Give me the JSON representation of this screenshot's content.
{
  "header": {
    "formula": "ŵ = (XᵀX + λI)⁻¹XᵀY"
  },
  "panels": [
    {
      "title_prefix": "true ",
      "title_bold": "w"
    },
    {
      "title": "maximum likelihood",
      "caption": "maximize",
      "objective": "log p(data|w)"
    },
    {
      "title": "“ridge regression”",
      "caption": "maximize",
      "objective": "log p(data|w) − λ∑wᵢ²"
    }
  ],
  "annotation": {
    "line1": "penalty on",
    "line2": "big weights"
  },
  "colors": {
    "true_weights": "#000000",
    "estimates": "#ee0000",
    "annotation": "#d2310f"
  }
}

⁂

» Task to carry out
Output all of the data again. Match it exactly.

» Exercise response
Give me the JSON representation of this screenshot's content.
{
  "header": {
    "formula": "ŵ = (XᵀX + λI)⁻¹XᵀY"
  },
  "panels": [
    {
      "title_prefix": "true ",
      "title_bold": "w"
    },
    {
      "title": "maximum likelihood",
      "caption": "maximize",
      "objective": "log p(data|w)"
    },
    {
      "title": "“ridge regression”",
      "caption": "maximize",
      "objective": "log p(data|w) − λ∑wᵢ²"
    }
  ],
  "annotation": {
    "line1": "penalty on",
    "line2": "big weights"
  },
  "colors": {
    "true_weights": "#000000",
    "estimates": "#ee0000",
    "annotation": "#d2310f"
  }
}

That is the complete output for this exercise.